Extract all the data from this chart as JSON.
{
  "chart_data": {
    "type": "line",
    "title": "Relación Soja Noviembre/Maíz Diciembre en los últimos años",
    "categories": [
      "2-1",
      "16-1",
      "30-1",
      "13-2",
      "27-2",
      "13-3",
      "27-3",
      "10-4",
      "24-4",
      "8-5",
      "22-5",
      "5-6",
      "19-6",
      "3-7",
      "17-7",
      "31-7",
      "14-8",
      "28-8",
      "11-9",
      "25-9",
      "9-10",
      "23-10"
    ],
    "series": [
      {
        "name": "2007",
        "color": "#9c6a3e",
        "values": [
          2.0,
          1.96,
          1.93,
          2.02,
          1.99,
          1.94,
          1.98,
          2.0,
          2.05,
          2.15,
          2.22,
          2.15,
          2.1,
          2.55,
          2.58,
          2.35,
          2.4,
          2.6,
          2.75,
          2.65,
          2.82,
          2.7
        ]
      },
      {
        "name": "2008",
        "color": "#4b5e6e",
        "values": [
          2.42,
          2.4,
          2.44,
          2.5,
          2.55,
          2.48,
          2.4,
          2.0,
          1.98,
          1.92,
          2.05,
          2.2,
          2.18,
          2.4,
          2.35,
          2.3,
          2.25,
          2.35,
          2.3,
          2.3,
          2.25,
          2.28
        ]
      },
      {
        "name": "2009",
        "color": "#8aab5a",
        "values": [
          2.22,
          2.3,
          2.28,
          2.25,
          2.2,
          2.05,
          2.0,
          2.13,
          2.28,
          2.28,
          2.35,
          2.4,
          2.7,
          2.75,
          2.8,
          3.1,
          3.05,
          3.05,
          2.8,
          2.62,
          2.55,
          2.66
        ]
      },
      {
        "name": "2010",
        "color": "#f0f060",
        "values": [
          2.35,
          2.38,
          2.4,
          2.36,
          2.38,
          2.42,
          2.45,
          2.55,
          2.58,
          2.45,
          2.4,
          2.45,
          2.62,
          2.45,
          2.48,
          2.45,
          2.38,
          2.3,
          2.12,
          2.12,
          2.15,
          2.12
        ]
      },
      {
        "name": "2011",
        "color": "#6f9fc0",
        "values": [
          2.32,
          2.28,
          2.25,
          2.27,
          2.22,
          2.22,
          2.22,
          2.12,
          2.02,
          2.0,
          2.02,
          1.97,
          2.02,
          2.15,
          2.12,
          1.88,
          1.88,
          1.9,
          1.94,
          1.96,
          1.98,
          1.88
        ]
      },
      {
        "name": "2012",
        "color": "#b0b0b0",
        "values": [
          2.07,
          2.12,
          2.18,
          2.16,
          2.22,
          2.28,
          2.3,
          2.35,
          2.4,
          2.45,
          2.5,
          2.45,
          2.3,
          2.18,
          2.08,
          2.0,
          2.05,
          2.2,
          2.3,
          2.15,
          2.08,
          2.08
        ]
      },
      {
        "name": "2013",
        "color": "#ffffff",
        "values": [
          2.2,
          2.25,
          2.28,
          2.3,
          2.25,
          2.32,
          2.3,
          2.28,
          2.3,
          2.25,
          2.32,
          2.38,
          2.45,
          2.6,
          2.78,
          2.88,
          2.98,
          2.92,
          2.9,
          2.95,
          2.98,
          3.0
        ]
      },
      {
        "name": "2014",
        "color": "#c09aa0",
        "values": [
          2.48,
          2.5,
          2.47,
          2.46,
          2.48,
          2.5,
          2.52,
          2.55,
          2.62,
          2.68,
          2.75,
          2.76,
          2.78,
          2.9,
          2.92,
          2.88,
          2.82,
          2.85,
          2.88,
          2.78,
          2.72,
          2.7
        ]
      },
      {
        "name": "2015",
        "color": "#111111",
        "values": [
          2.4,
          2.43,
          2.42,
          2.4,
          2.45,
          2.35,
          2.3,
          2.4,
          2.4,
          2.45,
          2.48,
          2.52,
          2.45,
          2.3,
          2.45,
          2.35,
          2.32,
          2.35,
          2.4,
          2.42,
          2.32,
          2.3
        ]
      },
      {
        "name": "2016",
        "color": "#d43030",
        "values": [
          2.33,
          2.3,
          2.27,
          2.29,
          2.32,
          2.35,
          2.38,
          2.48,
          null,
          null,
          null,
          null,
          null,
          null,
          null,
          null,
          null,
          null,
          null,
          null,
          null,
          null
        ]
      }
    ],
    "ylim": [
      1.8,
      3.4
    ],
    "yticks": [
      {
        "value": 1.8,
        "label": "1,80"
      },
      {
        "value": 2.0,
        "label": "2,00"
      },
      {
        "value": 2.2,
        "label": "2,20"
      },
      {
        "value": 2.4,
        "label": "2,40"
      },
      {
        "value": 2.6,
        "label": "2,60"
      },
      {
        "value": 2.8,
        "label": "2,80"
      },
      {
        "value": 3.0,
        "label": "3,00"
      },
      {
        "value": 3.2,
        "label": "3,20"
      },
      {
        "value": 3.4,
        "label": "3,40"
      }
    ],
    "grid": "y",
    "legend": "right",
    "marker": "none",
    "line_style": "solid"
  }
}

#####

#### [WHAT YOU WILL DO]
Copy all lines from the material that hold "label".

#### [THE ANSWER]
        "label": "1,80"
        "label": "2,00"
        "label": "2,20"
        "label": "2,40"
        "label": "2,60"
        "label": "2,80"
        "label": "3,00"
        "label": "3,20"
        "label": "3,40"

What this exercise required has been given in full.